STUDY MATERIAL Block Start
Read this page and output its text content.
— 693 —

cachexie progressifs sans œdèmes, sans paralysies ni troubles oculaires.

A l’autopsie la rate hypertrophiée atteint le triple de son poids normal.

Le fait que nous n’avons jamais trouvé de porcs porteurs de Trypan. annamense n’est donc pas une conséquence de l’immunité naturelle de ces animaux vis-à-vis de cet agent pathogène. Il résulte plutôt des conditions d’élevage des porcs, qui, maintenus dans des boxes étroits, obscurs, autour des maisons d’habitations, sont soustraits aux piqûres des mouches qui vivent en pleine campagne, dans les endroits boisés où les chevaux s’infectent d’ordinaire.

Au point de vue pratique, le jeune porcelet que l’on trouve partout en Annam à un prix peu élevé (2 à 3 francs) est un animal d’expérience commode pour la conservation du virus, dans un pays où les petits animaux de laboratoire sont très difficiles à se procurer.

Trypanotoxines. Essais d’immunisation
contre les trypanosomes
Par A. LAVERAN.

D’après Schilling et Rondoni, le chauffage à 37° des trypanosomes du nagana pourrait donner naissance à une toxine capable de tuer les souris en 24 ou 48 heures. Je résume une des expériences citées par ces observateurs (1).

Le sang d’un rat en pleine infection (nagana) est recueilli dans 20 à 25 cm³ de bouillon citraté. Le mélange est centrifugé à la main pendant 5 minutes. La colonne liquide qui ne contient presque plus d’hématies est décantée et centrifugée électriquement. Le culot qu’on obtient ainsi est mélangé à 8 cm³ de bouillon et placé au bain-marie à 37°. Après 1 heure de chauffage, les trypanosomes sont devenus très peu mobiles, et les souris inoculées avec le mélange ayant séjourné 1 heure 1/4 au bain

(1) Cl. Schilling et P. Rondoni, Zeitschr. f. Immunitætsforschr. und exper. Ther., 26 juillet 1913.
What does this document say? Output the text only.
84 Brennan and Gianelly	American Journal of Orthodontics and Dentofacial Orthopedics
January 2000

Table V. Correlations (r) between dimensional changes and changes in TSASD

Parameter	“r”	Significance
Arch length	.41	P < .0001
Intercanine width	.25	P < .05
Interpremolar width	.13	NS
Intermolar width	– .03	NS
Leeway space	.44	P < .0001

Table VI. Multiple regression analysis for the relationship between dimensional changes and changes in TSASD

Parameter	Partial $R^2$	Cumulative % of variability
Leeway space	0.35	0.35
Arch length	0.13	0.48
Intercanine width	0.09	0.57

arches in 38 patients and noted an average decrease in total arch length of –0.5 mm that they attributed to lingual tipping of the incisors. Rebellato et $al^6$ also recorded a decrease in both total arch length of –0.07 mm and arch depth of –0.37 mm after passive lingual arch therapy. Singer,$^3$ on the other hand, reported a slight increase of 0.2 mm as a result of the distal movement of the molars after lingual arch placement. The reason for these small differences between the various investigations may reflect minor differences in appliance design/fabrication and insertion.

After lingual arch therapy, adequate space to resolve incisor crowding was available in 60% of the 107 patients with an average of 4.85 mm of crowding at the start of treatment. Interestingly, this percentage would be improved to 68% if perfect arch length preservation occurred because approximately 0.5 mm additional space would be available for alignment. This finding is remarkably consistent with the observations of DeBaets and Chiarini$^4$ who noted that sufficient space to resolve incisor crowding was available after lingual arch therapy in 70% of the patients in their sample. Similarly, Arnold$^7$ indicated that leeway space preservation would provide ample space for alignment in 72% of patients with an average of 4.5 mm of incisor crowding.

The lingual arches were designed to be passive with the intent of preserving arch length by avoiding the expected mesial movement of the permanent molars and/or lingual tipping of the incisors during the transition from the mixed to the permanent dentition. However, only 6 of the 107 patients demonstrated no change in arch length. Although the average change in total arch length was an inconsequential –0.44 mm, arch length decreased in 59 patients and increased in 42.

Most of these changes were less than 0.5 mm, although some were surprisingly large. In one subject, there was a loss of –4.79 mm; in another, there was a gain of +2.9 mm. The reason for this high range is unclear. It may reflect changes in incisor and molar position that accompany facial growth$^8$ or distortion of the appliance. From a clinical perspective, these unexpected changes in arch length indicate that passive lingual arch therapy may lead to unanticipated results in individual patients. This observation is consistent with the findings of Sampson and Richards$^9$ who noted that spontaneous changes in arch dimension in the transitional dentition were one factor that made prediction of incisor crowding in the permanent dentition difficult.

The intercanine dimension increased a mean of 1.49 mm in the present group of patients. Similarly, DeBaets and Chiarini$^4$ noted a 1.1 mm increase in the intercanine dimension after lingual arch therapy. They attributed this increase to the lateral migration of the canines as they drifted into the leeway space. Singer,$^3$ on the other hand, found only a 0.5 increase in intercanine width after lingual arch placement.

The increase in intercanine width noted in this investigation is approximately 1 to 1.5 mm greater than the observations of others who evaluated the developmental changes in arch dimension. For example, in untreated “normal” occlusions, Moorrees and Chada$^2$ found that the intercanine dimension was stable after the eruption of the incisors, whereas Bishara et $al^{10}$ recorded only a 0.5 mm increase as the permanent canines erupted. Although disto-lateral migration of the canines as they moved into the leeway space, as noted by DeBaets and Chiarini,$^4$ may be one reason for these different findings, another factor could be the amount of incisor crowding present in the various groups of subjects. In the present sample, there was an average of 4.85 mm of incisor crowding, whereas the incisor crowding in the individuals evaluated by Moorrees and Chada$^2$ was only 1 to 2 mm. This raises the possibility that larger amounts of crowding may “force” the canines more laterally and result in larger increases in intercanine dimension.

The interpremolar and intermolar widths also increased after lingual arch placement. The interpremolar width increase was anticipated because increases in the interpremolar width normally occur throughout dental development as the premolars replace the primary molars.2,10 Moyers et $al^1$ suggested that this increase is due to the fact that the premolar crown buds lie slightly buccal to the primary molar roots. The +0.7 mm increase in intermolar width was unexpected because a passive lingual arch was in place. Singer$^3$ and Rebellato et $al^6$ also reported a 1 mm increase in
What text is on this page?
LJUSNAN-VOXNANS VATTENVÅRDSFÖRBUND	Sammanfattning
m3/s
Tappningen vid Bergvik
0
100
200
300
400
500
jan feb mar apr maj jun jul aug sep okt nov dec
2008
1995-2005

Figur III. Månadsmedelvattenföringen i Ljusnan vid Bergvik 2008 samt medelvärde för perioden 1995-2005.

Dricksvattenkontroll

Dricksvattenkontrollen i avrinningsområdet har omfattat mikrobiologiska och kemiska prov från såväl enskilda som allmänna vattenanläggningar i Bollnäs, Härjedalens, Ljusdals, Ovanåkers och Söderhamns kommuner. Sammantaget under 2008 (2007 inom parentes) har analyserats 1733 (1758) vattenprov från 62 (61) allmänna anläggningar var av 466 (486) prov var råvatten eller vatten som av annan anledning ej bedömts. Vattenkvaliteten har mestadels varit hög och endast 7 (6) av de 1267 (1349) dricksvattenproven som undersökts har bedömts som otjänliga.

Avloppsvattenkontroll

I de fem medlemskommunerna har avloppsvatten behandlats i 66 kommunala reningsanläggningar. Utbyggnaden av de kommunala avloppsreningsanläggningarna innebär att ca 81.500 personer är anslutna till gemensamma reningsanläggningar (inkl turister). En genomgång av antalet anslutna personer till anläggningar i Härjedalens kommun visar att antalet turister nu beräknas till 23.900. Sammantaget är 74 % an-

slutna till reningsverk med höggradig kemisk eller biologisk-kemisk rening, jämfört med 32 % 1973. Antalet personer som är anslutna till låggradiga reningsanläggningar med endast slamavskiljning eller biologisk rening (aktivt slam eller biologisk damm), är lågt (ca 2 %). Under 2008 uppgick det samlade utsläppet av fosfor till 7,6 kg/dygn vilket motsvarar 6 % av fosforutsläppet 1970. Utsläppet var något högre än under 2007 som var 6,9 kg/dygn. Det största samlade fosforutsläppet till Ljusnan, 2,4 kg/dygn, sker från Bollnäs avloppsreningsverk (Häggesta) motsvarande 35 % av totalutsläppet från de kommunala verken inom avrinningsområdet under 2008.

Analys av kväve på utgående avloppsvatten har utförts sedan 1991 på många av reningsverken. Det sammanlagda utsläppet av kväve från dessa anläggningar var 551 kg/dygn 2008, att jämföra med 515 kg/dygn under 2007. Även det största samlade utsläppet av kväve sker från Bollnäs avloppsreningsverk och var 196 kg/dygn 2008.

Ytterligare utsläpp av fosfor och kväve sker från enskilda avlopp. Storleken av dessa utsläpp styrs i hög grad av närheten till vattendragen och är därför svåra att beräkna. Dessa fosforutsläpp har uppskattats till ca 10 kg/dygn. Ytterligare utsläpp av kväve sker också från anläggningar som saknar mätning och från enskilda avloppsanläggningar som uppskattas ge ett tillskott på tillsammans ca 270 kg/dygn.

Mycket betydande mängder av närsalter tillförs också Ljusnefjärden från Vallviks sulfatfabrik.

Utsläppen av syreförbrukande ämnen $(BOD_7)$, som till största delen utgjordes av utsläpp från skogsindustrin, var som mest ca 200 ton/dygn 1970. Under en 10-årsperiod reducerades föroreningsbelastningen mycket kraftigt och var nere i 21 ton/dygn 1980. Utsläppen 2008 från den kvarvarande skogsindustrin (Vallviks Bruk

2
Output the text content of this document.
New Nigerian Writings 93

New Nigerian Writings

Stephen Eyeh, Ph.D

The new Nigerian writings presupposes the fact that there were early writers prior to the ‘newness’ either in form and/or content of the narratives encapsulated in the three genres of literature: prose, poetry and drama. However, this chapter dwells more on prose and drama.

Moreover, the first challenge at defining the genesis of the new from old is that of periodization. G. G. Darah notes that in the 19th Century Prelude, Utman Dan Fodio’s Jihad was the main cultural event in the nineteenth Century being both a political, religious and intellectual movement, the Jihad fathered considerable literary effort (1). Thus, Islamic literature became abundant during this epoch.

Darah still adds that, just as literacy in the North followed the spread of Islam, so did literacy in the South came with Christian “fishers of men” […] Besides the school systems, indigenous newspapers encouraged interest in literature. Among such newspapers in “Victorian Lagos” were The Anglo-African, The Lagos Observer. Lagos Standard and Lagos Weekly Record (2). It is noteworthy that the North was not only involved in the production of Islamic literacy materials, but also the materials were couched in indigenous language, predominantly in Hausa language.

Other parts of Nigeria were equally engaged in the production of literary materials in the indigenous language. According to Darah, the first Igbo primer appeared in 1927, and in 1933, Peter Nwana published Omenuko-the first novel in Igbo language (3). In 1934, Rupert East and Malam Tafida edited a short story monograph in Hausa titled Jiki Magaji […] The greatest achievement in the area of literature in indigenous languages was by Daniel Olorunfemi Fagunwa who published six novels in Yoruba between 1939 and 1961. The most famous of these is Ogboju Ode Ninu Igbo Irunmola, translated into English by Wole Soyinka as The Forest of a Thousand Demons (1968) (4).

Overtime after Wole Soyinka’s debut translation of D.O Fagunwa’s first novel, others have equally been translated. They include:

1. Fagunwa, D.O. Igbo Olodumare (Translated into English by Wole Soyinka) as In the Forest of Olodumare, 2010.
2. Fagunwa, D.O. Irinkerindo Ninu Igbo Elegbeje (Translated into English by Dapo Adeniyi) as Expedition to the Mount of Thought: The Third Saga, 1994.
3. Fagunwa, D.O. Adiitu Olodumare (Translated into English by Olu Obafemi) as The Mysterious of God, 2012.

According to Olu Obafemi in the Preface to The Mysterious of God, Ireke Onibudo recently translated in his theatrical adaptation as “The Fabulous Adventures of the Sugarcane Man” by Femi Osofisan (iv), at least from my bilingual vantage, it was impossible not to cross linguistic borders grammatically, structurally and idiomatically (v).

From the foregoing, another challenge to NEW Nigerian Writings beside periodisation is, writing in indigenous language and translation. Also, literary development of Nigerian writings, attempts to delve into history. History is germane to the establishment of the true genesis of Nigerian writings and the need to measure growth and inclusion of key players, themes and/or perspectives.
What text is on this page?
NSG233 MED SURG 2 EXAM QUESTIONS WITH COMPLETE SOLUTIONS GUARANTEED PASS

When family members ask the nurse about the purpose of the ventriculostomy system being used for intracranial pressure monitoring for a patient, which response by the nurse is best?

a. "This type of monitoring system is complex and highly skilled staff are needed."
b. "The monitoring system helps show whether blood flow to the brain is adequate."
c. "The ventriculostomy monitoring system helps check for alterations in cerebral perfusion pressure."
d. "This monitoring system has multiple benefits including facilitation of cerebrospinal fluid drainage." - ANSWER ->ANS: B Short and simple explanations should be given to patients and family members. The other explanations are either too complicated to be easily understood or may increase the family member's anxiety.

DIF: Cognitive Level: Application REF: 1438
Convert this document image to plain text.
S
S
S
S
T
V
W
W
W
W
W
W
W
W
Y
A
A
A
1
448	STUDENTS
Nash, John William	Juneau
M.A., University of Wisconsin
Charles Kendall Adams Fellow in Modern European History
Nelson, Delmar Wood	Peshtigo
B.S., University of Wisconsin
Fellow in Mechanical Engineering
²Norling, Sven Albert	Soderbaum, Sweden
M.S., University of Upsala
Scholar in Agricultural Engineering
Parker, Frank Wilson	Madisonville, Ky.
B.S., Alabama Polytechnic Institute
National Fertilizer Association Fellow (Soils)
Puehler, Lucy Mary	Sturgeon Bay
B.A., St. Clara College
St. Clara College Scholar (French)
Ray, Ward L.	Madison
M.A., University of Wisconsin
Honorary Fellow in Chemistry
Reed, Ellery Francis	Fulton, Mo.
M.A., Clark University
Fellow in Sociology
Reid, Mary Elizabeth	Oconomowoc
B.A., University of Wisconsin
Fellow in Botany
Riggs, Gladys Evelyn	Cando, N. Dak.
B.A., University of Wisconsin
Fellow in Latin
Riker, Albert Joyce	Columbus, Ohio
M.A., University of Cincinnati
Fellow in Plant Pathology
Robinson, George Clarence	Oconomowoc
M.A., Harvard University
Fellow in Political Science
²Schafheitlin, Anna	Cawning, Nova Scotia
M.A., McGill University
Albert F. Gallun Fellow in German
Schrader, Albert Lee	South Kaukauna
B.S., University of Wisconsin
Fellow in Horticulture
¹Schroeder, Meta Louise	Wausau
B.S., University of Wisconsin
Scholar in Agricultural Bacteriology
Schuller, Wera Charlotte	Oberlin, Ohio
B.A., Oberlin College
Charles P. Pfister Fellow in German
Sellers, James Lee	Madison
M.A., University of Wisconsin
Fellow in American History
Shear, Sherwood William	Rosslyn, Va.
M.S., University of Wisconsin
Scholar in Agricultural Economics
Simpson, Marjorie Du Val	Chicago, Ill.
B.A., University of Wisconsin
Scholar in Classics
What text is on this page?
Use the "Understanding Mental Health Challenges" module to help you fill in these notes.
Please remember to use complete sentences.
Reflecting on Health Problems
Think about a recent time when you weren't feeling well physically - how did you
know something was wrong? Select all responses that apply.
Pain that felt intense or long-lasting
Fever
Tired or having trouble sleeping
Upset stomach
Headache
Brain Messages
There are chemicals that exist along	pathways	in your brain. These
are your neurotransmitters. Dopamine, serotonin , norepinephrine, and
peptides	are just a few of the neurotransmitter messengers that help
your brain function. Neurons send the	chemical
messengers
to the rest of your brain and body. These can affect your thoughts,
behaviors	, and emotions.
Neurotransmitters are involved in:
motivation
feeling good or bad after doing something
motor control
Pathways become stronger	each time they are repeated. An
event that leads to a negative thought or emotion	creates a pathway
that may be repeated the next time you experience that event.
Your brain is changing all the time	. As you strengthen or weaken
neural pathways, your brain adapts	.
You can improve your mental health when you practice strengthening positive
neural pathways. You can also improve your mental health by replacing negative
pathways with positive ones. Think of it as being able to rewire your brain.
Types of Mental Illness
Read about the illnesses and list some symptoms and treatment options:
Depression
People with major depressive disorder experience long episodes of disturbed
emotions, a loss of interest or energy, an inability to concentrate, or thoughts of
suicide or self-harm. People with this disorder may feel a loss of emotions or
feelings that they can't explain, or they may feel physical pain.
STUDY MATERIAL Block End
▸ **GOAL OF THE EXERCISE**
Every line that contains the string "messengers" should be returned from the data.

▸ **ANSWER TO THIS TASK**
peptides	are just a few of the neurotransmitter messengers that help
messengers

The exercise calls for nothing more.